**Exercise aim:**
Copy out all the records exactly.

**Given records:**
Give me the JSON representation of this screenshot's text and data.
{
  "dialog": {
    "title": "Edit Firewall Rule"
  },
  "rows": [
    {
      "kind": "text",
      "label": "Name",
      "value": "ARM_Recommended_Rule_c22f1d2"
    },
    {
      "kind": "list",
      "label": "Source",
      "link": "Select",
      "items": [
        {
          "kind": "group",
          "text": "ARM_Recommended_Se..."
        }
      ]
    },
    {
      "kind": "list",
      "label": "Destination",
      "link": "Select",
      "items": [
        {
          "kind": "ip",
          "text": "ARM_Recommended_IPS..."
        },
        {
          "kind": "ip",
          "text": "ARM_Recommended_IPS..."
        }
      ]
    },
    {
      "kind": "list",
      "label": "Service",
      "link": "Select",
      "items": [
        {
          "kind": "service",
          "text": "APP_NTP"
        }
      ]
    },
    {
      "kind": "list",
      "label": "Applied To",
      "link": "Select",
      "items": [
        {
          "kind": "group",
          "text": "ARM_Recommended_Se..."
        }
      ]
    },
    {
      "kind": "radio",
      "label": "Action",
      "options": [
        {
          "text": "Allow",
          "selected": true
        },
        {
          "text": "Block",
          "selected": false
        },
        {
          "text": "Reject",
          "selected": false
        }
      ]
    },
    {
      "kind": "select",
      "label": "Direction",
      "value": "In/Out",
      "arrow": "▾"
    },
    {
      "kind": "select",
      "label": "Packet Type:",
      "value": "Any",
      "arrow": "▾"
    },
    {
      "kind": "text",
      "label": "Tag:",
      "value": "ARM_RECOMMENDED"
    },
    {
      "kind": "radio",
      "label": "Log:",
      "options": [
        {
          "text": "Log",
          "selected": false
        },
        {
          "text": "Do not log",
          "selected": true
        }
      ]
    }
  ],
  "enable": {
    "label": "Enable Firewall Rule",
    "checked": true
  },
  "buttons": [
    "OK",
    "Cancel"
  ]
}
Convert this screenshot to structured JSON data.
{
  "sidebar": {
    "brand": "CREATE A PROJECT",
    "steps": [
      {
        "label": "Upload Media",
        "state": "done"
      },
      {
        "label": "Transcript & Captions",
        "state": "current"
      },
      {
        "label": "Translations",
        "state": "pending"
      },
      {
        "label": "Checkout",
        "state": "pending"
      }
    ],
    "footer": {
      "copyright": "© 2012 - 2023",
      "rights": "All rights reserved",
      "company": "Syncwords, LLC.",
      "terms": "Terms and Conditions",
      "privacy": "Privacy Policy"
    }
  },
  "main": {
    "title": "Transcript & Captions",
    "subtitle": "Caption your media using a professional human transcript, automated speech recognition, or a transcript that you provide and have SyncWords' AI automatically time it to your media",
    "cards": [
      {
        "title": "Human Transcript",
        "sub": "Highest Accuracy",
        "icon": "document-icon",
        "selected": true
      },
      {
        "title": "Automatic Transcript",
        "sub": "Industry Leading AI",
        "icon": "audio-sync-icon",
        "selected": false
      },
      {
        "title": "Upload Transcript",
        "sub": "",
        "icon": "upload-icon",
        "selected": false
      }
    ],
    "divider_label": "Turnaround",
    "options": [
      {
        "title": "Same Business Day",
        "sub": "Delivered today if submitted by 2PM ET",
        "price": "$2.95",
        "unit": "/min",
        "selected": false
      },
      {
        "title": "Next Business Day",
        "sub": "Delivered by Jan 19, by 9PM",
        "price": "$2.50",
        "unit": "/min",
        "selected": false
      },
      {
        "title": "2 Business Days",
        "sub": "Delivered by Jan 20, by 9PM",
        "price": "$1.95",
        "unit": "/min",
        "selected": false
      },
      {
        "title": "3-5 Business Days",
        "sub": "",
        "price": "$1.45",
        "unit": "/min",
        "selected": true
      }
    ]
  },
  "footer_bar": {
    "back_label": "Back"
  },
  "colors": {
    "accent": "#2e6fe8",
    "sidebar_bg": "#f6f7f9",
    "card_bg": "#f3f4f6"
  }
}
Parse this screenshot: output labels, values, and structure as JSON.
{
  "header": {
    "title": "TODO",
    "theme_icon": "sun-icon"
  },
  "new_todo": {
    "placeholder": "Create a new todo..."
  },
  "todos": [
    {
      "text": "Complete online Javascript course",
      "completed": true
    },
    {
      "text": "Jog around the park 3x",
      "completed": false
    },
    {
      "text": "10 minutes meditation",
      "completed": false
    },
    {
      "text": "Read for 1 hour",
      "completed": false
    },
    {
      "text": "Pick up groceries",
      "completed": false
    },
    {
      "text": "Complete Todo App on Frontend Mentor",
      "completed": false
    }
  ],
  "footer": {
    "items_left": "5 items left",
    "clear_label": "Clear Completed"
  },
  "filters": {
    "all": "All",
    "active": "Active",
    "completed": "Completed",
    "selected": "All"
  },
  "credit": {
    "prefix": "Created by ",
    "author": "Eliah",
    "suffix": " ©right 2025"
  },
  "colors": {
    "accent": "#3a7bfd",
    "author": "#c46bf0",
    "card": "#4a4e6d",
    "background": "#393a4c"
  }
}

**Exercise output:**
Give me the JSON representation of this screenshot's text and data.
{
  "dialog": {
    "title": "Edit Firewall Rule"
  },
  "rows": [
    {
      "kind": "text",
      "label": "Name",
      "value": "ARM_Recommended_Rule_c22f1d2"
    },
    {
      "kind": "list",
      "label": "Source",
      "link": "Select",
      "items": [
        {
          "kind": "group",
          "text": "ARM_Recommended_Se..."
        }
      ]
    },
    {
      "kind": "list",
      "label": "Destination",
      "link": "Select",
      "items": [
        {
          "kind": "ip",
          "text": "ARM_Recommended_IPS..."
        },
        {
          "kind": "ip",
          "text": "ARM_Recommended_IPS..."
        }
      ]
    },
    {
      "kind": "list",
      "label": "Service",
      "link": "Select",
      "items": [
        {
          "kind": "service",
          "text": "APP_NTP"
        }
      ]
    },
    {
      "kind": "list",
      "label": "Applied To",
      "link": "Select",
      "items": [
        {
          "kind": "group",
          "text": "ARM_Recommended_Se..."
        }
      ]
    },
    {
      "kind": "radio",
      "label": "Action",
      "options": [
        {
          "text": "Allow",
          "selected": true
        },
        {
          "text": "Block",
          "selected": false
        },
        {
          "text": "Reject",
          "selected": false
        }
      ]
    },
    {
      "kind": "select",
      "label": "Direction",
      "value": "In/Out",
      "arrow": "▾"
    },
    {
      "kind": "select",
      "label": "Packet Type:",
      "value": "Any",
      "arrow": "▾"
    },
    {
      "kind": "text",
      "label": "Tag:",
      "value": "ARM_RECOMMENDED"
    },
    {
      "kind": "radio",
      "label": "Log:",
      "options": [
        {
          "text": "Log",
          "selected": false
        },
        {
          "text": "Do not log",
          "selected": true
        }
      ]
    }
  ],
  "enable": {
    "label": "Enable Firewall Rule",
    "checked": true
  },
  "buttons": [
    "OK",
    "Cancel"
  ]
}
Convert this screenshot to structured JSON data.
{
  "sidebar": {
    "brand": "CREATE A PROJECT",
    "steps": [
      {
        "label": "Upload Media",
        "state": "done"
      },
      {
        "label": "Transcript & Captions",
        "state": "current"
      },
      {
        "label": "Translations",
        "state": "pending"
      },
      {
        "label": "Checkout",
        "state": "pending"
      }
    ],
    "footer": {
      "copyright": "© 2012 - 2023",
      "rights": "All rights reserved",
      "company": "Syncwords, LLC.",
      "terms": "Terms and Conditions",
      "privacy": "Privacy Policy"
    }
  },
  "main": {
    "title": "Transcript & Captions",
    "subtitle": "Caption your media using a professional human transcript, automated speech recognition, or a transcript that you provide and have SyncWords' AI automatically time it to your media",
    "cards": [
      {
        "title": "Human Transcript",
        "sub": "Highest Accuracy",
        "icon": "document-icon",
        "selected": true
      },
      {
        "title": "Automatic Transcript",
        "sub": "Industry Leading AI",
        "icon": "audio-sync-icon",
        "selected": false
      },
      {
        "title": "Upload Transcript",
        "sub": "",
        "icon": "upload-icon",
        "selected": false
      }
    ],
    "divider_label": "Turnaround",
    "options": [
      {
        "title": "Same Business Day",
        "sub": "Delivered today if submitted by 2PM ET",
        "price": "$2.95",
        "unit": "/min",
        "selected": false
      },
      {
        "title": "Next Business Day",
        "sub": "Delivered by Jan 19, by 9PM",
        "price": "$2.50",
        "unit": "/min",
        "selected": false
      },
      {
        "title": "2 Business Days",
        "sub": "Delivered by Jan 20, by 9PM",
        "price": "$1.95",
        "unit": "/min",
        "selected": false
      },
      {
        "title": "3-5 Business Days",
        "sub": "",
        "price": "$1.45",
        "unit": "/min",
        "selected": true
      }
    ]
  },
  "footer_bar": {
    "back_label": "Back"
  },
  "colors": {
    "accent": "#2e6fe8",
    "sidebar_bg": "#f6f7f9",
    "card_bg": "#f3f4f6"
  }
}
Parse this screenshot: output labels, values, and structure as JSON.
{
  "header": {
    "title": "TODO",
    "theme_icon": "sun-icon"
  },
  "new_todo": {
    "placeholder": "Create a new todo..."
  },
  "todos": [
    {
      "text": "Complete online Javascript course",
      "completed": true
    },
    {
      "text": "Jog around the park 3x",
      "completed": false
    },
    {
      "text": "10 minutes meditation",
      "completed": false
    },
    {
      "text": "Read for 1 hour",
      "completed": false
    },
    {
      "text": "Pick up groceries",
      "completed": false
    },
    {
      "text": "Complete Todo App on Frontend Mentor",
      "completed": false
    }
  ],
  "footer": {
    "items_left": "5 items left",
    "clear_label": "Clear Completed"
  },
  "filters": {
    "all": "All",
    "active": "Active",
    "completed": "Completed",
    "selected": "All"
  },
  "credit": {
    "prefix": "Created by ",
    "author": "Eliah",
    "suffix": " ©right 2025"
  },
  "colors": {
    "accent": "#3a7bfd",
    "author": "#c46bf0",
    "card": "#4a4e6d",
    "background": "#393a4c"
  }
}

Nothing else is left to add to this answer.